_Given data_.
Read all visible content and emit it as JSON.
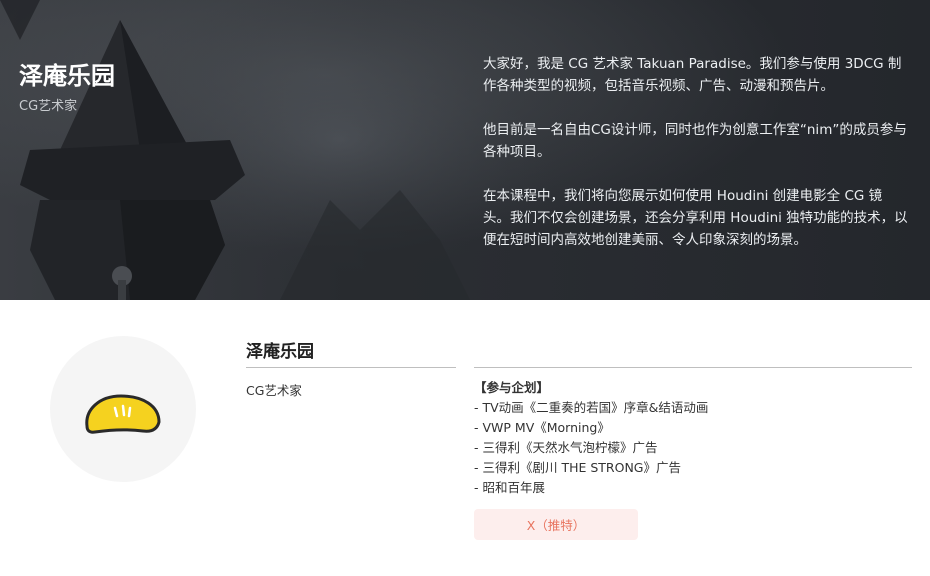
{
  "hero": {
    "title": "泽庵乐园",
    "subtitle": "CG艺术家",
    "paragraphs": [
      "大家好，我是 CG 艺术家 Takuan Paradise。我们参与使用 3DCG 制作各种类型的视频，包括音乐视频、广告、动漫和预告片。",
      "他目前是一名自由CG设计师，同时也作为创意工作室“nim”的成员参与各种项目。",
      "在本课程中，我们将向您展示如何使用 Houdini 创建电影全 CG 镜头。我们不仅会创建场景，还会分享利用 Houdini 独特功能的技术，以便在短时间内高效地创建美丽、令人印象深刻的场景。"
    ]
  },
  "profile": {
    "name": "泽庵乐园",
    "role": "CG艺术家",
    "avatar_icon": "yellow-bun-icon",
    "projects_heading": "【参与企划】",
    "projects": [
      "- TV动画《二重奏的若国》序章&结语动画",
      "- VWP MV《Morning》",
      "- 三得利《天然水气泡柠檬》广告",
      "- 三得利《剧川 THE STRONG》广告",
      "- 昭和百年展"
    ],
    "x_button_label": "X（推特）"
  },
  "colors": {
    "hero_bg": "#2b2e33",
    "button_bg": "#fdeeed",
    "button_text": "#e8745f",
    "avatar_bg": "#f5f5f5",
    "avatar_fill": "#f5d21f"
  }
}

_Short exercise_. A faithful copy of the records above is needed, with the pictures left out.

_Task output_.
Read all visible content and emit it as JSON.
{
  "hero": {
    "title": "泽庵乐园",
    "subtitle": "CG艺术家",
    "paragraphs": [
      "大家好，我是 CG 艺术家 Takuan Paradise。我们参与使用 3DCG 制作各种类型的视频，包括音乐视频、广告、动漫和预告片。",
      "他目前是一名自由CG设计师，同时也作为创意工作室“nim”的成员参与各种项目。",
      "在本课程中，我们将向您展示如何使用 Houdini 创建电影全 CG 镜头。我们不仅会创建场景，还会分享利用 Houdini 独特功能的技术，以便在短时间内高效地创建美丽、令人印象深刻的场景。"
    ]
  },
  "profile": {
    "name": "泽庵乐园",
    "role": "CG艺术家",
    "avatar_icon": "yellow-bun-icon",
    "projects_heading": "【参与企划】",
    "projects": [
      "- TV动画《二重奏的若国》序章&结语动画",
      "- VWP MV《Morning》",
      "- 三得利《天然水气泡柠檬》广告",
      "- 三得利《剧川 THE STRONG》广告",
      "- 昭和百年展"
    ],
    "x_button_label": "X（推特）"
  },
  "colors": {
    "hero_bg": "#2b2e33",
    "button_bg": "#fdeeed",
    "button_text": "#e8745f",
    "avatar_bg": "#f5f5f5",
    "avatar_fill": "#f5d21f"
  }
}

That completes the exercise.